*** Exercise materials

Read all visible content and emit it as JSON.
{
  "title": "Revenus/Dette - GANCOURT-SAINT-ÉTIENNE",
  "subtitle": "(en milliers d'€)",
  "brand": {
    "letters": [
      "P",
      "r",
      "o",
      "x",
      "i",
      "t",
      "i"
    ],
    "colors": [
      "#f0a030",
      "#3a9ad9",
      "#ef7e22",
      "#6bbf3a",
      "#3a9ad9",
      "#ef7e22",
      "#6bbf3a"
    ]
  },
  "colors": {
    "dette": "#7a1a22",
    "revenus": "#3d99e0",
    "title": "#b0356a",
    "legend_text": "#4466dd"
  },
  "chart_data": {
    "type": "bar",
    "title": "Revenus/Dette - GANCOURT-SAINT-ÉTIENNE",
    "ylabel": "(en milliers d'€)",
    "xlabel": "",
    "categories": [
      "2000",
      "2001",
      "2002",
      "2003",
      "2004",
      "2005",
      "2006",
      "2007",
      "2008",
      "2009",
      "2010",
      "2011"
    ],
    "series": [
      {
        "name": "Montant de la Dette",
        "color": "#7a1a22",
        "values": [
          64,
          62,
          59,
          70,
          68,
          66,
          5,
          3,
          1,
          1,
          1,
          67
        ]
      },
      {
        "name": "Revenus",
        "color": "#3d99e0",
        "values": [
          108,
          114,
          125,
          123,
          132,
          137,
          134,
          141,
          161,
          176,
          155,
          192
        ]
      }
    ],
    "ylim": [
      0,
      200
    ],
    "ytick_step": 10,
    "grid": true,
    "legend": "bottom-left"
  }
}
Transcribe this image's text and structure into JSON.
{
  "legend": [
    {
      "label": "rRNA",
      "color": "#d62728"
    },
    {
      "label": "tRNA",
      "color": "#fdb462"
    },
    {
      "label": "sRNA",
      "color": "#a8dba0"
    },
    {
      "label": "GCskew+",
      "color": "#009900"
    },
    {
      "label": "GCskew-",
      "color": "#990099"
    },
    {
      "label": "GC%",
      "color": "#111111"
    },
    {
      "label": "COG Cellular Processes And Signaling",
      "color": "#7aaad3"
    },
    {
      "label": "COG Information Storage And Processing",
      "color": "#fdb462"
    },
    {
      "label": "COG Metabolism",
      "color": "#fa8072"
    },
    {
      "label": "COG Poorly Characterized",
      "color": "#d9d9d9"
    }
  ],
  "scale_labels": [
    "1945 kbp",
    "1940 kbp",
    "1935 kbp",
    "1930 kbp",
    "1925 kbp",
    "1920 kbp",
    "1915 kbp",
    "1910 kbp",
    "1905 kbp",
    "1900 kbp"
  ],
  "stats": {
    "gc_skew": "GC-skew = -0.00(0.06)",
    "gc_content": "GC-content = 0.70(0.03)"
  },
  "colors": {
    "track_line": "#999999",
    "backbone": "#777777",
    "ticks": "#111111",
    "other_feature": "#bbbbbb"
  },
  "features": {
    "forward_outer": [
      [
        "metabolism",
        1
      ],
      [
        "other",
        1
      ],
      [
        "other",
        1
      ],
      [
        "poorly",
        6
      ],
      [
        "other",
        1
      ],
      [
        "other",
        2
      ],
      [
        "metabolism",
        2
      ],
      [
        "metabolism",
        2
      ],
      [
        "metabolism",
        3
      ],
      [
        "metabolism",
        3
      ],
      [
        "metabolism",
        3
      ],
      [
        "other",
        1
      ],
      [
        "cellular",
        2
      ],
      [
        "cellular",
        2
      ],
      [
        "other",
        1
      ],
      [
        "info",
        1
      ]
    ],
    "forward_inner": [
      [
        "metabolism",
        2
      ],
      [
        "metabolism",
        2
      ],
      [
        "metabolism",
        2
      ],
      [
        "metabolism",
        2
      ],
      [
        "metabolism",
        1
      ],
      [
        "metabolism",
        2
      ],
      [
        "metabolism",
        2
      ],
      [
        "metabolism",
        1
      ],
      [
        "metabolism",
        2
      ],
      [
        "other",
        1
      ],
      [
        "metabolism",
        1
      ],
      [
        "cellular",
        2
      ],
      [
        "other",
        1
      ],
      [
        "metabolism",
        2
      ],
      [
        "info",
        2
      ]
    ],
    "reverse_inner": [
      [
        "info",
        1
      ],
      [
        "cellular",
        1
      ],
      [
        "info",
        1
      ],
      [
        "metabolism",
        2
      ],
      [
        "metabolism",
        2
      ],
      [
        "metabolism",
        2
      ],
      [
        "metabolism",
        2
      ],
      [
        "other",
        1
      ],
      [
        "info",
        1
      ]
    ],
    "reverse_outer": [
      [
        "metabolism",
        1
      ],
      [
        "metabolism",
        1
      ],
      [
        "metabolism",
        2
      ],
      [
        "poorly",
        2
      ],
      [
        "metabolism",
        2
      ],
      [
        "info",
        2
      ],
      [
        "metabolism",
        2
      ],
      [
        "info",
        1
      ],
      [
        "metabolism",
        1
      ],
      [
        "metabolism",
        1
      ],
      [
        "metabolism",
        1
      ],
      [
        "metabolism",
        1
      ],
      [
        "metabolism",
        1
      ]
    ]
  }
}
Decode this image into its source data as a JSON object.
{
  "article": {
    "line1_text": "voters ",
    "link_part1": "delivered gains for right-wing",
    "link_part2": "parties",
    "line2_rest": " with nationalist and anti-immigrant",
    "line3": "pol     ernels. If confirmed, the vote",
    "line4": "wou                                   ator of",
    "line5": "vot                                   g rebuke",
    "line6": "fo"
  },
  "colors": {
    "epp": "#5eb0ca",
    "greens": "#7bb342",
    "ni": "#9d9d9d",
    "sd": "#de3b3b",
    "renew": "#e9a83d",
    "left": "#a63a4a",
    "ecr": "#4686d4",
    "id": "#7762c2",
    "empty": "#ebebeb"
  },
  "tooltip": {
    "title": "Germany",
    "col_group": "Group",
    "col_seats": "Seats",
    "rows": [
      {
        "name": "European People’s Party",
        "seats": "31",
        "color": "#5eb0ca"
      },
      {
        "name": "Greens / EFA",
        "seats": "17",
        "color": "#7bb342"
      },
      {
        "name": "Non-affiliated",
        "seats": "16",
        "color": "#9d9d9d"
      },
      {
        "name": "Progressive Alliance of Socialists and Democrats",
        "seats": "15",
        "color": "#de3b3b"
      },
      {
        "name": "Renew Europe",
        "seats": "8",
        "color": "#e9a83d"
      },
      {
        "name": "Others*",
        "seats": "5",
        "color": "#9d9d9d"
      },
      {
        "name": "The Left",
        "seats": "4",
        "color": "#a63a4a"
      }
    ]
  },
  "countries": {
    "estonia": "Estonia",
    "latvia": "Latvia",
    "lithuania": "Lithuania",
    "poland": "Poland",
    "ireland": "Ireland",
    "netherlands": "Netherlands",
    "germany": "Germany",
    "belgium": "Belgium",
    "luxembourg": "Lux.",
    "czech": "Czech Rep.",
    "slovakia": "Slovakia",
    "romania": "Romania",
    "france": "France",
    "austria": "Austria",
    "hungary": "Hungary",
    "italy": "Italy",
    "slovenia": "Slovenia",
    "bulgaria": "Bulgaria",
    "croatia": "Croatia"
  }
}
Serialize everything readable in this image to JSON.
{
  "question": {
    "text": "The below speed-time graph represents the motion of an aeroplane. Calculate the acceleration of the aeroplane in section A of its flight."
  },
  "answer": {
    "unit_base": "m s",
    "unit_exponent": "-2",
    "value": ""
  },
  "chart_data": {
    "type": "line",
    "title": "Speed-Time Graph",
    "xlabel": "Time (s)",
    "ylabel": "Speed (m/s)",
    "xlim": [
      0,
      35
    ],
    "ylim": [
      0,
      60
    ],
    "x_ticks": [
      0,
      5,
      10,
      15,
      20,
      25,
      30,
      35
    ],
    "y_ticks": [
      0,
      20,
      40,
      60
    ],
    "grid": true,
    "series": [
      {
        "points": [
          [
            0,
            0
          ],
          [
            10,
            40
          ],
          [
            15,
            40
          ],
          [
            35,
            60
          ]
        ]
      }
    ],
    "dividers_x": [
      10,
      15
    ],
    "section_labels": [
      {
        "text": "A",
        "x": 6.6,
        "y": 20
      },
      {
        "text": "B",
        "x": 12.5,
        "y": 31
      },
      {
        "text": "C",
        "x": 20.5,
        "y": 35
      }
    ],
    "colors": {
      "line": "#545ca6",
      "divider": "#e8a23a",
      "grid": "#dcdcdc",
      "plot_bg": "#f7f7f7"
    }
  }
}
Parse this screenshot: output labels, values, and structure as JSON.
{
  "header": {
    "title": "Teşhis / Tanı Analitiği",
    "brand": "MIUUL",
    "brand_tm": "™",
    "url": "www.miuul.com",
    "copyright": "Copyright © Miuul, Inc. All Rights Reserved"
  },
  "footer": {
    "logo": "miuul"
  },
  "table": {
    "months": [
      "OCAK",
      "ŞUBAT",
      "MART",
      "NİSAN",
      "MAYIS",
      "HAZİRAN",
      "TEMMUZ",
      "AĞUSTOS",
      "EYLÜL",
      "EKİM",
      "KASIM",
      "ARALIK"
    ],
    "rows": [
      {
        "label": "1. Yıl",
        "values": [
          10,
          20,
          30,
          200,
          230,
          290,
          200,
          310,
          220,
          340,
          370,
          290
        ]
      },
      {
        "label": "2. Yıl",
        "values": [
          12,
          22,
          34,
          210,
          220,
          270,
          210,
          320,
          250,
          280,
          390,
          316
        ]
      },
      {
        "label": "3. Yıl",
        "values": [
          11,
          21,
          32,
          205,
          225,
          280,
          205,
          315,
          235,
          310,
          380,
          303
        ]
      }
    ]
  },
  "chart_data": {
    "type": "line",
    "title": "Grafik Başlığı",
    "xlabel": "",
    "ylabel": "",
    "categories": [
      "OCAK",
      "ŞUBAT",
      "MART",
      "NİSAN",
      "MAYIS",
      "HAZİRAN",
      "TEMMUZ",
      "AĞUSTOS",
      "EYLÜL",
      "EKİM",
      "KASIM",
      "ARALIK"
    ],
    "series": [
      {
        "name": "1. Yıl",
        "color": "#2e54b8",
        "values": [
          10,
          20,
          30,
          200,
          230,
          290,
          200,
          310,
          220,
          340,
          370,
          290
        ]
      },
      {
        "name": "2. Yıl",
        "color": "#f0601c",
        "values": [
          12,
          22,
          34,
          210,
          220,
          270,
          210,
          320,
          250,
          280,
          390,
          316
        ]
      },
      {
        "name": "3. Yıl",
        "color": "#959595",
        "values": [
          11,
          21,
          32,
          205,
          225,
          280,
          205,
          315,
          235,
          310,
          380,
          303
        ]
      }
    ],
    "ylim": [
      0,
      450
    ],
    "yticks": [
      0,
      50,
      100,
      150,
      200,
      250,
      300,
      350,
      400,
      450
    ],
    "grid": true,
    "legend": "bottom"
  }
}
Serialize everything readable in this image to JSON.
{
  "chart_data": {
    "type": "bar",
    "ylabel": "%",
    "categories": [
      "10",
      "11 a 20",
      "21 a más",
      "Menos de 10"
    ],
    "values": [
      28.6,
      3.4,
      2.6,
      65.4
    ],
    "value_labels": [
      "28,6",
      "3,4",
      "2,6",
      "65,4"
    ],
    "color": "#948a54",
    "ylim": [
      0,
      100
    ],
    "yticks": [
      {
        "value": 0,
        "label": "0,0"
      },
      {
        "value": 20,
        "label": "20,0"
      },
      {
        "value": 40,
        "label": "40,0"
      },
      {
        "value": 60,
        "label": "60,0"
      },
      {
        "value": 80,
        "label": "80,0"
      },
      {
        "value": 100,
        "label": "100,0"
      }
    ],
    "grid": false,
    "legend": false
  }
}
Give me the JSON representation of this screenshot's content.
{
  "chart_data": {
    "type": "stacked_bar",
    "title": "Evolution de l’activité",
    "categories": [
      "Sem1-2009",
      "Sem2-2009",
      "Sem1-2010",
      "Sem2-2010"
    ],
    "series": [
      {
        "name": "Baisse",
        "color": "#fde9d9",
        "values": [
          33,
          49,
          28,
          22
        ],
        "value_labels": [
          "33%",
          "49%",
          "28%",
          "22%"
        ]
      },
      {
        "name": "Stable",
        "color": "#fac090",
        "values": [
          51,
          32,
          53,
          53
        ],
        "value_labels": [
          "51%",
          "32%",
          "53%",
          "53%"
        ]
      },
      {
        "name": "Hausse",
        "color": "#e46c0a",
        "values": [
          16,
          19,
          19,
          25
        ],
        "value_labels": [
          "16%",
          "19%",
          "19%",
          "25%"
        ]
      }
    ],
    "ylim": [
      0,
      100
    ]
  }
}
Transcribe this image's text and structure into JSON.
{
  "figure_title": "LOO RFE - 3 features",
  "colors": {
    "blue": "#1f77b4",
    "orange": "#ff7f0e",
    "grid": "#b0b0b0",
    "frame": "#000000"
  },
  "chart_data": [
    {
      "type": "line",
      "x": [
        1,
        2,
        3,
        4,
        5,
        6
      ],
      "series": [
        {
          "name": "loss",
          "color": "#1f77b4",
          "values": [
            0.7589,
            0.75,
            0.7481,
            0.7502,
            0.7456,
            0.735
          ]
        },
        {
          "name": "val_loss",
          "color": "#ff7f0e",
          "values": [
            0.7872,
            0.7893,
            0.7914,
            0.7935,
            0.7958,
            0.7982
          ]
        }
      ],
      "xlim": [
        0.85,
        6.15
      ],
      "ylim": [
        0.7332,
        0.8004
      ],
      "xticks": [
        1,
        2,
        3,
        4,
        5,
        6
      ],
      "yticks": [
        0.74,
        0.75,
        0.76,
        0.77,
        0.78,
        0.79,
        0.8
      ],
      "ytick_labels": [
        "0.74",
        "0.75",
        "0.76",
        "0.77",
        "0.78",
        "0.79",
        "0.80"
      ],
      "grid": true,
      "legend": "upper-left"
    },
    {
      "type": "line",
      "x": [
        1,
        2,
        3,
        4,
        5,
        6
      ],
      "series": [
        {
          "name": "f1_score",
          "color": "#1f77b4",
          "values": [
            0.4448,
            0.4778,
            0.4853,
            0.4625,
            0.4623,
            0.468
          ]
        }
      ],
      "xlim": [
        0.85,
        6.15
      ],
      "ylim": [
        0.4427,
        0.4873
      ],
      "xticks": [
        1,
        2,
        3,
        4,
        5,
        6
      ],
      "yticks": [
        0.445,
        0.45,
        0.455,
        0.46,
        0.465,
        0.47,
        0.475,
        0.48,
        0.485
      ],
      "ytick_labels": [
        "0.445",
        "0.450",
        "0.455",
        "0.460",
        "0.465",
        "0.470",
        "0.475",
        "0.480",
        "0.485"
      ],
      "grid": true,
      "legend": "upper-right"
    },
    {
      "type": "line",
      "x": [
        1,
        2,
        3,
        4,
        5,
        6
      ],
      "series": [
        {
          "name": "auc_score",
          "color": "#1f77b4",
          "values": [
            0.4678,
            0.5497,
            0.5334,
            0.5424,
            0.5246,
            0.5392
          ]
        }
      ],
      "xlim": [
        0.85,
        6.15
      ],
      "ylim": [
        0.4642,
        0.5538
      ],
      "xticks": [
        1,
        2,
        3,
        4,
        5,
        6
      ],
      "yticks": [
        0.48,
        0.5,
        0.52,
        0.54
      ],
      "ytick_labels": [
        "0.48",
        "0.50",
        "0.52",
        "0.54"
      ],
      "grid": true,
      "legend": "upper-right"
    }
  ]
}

******

▶ [The problem]:
Reply with nothing but the number of lines in the data above that contain "ylabel".

▶ [Reply]:
4